What this task involves: Check each line of the data below for the word "color", then extract the ones that have it.

□ □ □

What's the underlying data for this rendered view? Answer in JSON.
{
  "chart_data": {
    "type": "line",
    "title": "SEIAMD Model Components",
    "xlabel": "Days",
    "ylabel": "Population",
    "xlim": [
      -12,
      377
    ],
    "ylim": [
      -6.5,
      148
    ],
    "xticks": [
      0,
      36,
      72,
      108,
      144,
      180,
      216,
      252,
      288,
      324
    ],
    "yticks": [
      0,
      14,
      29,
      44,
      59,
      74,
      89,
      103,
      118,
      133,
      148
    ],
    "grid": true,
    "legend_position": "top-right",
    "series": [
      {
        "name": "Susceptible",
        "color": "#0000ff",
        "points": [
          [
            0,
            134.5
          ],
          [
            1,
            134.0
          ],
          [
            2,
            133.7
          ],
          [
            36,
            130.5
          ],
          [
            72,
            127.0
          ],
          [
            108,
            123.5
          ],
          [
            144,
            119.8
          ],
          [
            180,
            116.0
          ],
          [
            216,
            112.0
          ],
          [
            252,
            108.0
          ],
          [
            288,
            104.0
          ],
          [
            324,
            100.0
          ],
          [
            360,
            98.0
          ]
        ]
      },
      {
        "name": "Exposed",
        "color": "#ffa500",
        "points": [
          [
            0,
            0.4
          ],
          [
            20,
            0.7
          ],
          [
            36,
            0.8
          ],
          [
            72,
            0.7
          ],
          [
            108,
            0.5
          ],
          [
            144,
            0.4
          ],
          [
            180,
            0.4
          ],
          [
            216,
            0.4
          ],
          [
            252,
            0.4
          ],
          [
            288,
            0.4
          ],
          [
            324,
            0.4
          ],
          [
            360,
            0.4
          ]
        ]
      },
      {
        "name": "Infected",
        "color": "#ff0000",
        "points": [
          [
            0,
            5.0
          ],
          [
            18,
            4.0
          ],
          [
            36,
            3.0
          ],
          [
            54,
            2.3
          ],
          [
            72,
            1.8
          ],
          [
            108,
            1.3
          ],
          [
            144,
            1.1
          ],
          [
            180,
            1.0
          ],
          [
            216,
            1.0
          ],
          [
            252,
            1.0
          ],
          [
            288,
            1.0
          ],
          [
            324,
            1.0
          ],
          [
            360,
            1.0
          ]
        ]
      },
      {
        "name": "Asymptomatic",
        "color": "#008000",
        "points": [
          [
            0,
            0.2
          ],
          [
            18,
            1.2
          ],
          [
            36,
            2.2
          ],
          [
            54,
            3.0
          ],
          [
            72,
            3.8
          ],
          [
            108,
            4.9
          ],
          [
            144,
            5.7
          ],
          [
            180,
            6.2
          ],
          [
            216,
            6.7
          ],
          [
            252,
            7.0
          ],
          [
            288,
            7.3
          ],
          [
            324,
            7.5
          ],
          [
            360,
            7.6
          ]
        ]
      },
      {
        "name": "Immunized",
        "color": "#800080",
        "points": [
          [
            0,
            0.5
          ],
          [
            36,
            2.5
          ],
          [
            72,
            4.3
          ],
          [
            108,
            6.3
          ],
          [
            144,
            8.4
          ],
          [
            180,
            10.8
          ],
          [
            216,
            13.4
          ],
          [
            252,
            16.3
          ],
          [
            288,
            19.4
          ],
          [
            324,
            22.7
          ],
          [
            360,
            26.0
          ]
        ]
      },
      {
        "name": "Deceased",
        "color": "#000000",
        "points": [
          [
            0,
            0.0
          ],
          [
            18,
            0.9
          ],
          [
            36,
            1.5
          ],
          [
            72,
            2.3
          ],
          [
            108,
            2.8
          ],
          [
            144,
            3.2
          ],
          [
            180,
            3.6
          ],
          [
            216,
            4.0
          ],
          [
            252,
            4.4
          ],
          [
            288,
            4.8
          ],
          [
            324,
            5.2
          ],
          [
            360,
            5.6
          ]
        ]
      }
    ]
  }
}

□ □ □

Result:
        "color": "#0000ff",
        "color": "#ffa500",
        "color": "#ff0000",
        "color": "#008000",
        "color": "#800080",
        "color": "#000000",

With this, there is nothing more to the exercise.